**Supplied entries:**
—————

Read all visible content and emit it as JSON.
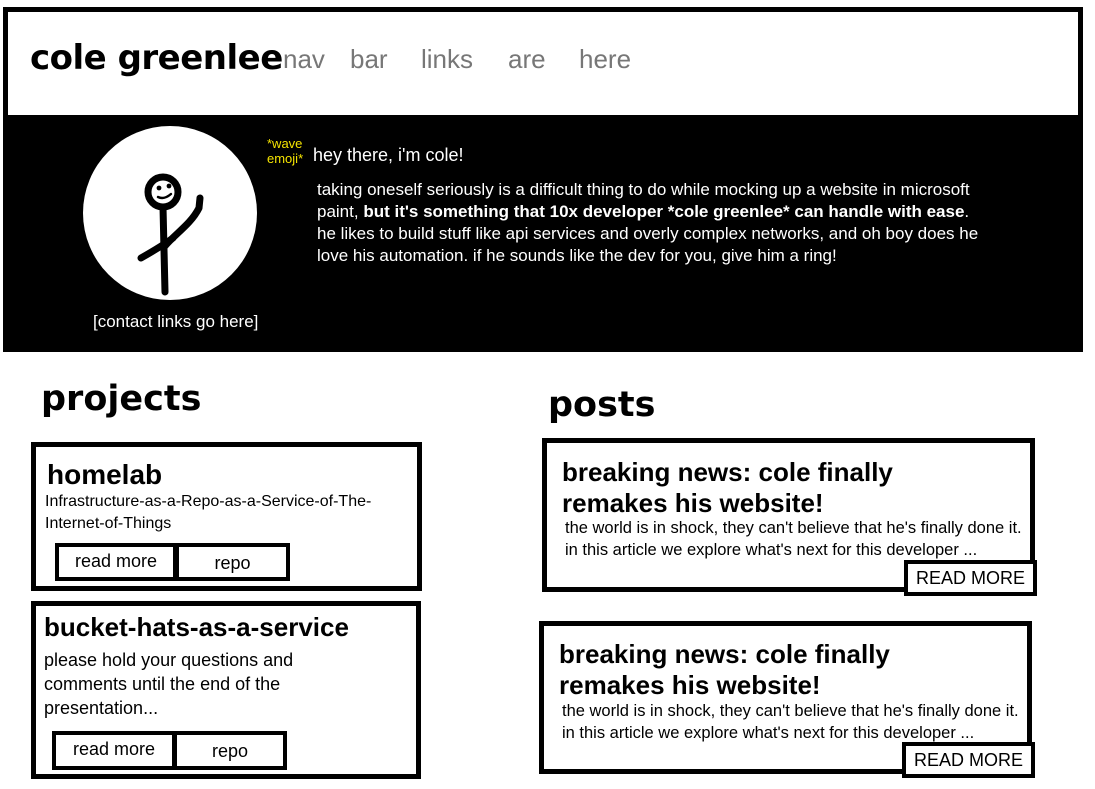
{
  "header": {
    "brand": "cole greenlee",
    "nav": [
      "nav",
      "bar",
      "links",
      "are",
      "here"
    ]
  },
  "hero": {
    "wave_note": "*wave emoji*",
    "greeting": "hey there, i'm cole!",
    "bio_part1": "taking oneself seriously is a difficult thing to do while mocking up a website in microsoft paint, ",
    "bio_bold": "but it's something that 10x developer *cole greenlee* can handle with ease",
    "bio_part2": ".  he likes to build stuff like api services and overly complex networks, and oh boy does he love his automation. if he sounds like the dev for you, give him a ring!",
    "contact": "[contact links go here]",
    "avatar_icon": "stick-figure-avatar"
  },
  "projects": {
    "title": "projects",
    "items": [
      {
        "name": "homelab",
        "description": "Infrastructure-as-a-Repo-as-a-Service-of-The-Internet-of-Things",
        "read_more": "read more",
        "repo": "repo"
      },
      {
        "name": "bucket-hats-as-a-service",
        "description": "please hold your questions and comments until the end of the presentation...",
        "read_more": "read more",
        "repo": "repo"
      }
    ]
  },
  "posts": {
    "title": "posts",
    "items": [
      {
        "title": "breaking news: cole finally remakes his website!",
        "excerpt": "the world is in shock, they can't believe that he's finally done it. in this article we explore what's next for this developer ...",
        "read_more": "READ MORE"
      },
      {
        "title": "breaking news: cole finally remakes his website!",
        "excerpt": "the world is in shock, they can't believe that he's finally done it. in this article we explore what's next for this developer ...",
        "read_more": "READ MORE"
      }
    ]
  },
  "colors": {
    "hero_bg": "#000000",
    "wave_note": "#f5e400",
    "nav_link": "#777777"
  }
}
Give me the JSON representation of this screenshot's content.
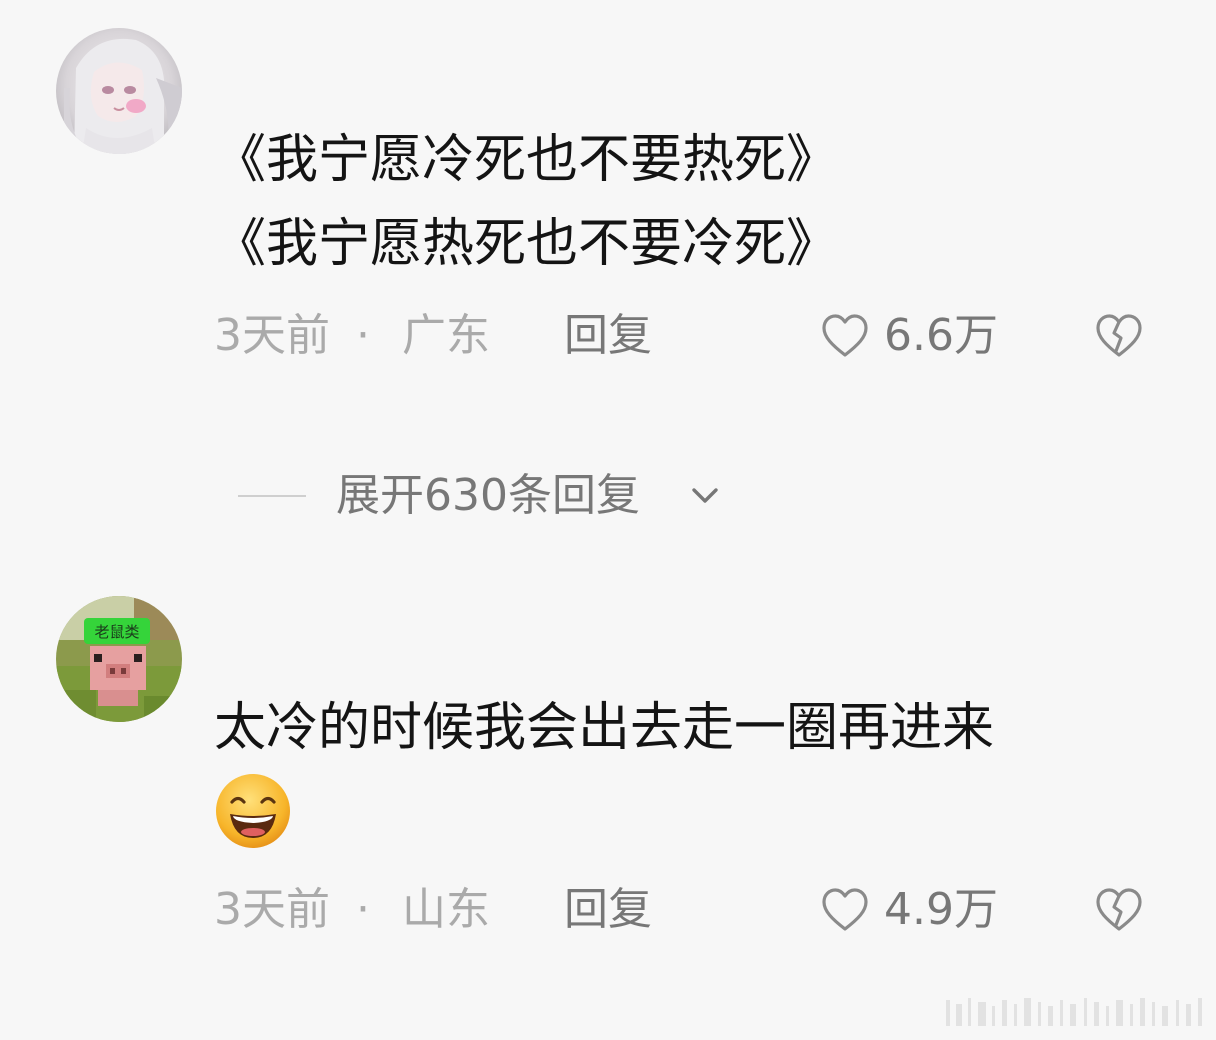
{
  "comments": [
    {
      "avatar_icon": "anime-girl-avatar",
      "text_lines": [
        "《我宁愿冷死也不要热死》",
        "《我宁愿热死也不要冷死》"
      ],
      "time": "3天前",
      "separator": "·",
      "location": "广东",
      "reply_label": "回复",
      "like_count": "6.6万"
    },
    {
      "avatar_icon": "pixel-pig-avatar",
      "avatar_badge": "老鼠类",
      "text_lines": [
        "太冷的时候我会出去走一圈再进来"
      ],
      "emoji": "grinning-squinting-face-emoji",
      "time": "3天前",
      "separator": "·",
      "location": "山东",
      "reply_label": "回复",
      "like_count": "4.9万"
    }
  ],
  "expand_replies": {
    "label": "展开630条回复"
  },
  "colors": {
    "background": "#f7f7f7",
    "text_primary": "#141414",
    "text_meta": "#aaaaaa",
    "text_secondary": "#777777"
  }
}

—————

**Task to complete:**
Leave out the pictures and copy every record above exactly.

**Solution to this task:**
Read all visible content and emit it as JSON.
{
  "header": {
    "brand": "cole greenlee",
    "nav": [
      "nav",
      "bar",
      "links",
      "are",
      "here"
    ]
  },
  "hero": {
    "wave_note": "*wave emoji*",
    "greeting": "hey there, i'm cole!",
    "bio_part1": "taking oneself seriously is a difficult thing to do while mocking up a website in microsoft paint, ",
    "bio_bold": "but it's something that 10x developer *cole greenlee* can handle with ease",
    "bio_part2": ".  he likes to build stuff like api services and overly complex networks, and oh boy does he love his automation. if he sounds like the dev for you, give him a ring!",
    "contact": "[contact links go here]",
    "avatar_icon": "stick-figure-avatar"
  },
  "projects": {
    "title": "projects",
    "items": [
      {
        "name": "homelab",
        "description": "Infrastructure-as-a-Repo-as-a-Service-of-The-Internet-of-Things",
        "read_more": "read more",
        "repo": "repo"
      },
      {
        "name": "bucket-hats-as-a-service",
        "description": "please hold your questions and comments until the end of the presentation...",
        "read_more": "read more",
        "repo": "repo"
      }
    ]
  },
  "posts": {
    "title": "posts",
    "items": [
      {
        "title": "breaking news: cole finally remakes his website!",
        "excerpt": "the world is in shock, they can't believe that he's finally done it. in this article we explore what's next for this developer ...",
        "read_more": "READ MORE"
      },
      {
        "title": "breaking news: cole finally remakes his website!",
        "excerpt": "the world is in shock, they can't believe that he's finally done it. in this article we explore what's next for this developer ...",
        "read_more": "READ MORE"
      }
    ]
  },
  "colors": {
    "hero_bg": "#000000",
    "wave_note": "#f5e400",
    "nav_link": "#777777"
  }
}
Give me the JSON representation of this screenshot's content.
{
  "comments": [
    {
      "avatar_icon": "anime-girl-avatar",
      "text_lines": [
        "《我宁愿冷死也不要热死》",
        "《我宁愿热死也不要冷死》"
      ],
      "time": "3天前",
      "separator": "·",
      "location": "广东",
      "reply_label": "回复",
      "like_count": "6.6万"
    },
    {
      "avatar_icon": "pixel-pig-avatar",
      "avatar_badge": "老鼠类",
      "text_lines": [
        "太冷的时候我会出去走一圈再进来"
      ],
      "emoji": "grinning-squinting-face-emoji",
      "time": "3天前",
      "separator": "·",
      "location": "山东",
      "reply_label": "回复",
      "like_count": "4.9万"
    }
  ],
  "expand_replies": {
    "label": "展开630条回复"
  },
  "colors": {
    "background": "#f7f7f7",
    "text_primary": "#141414",
    "text_meta": "#aaaaaa",
    "text_secondary": "#777777"
  }
}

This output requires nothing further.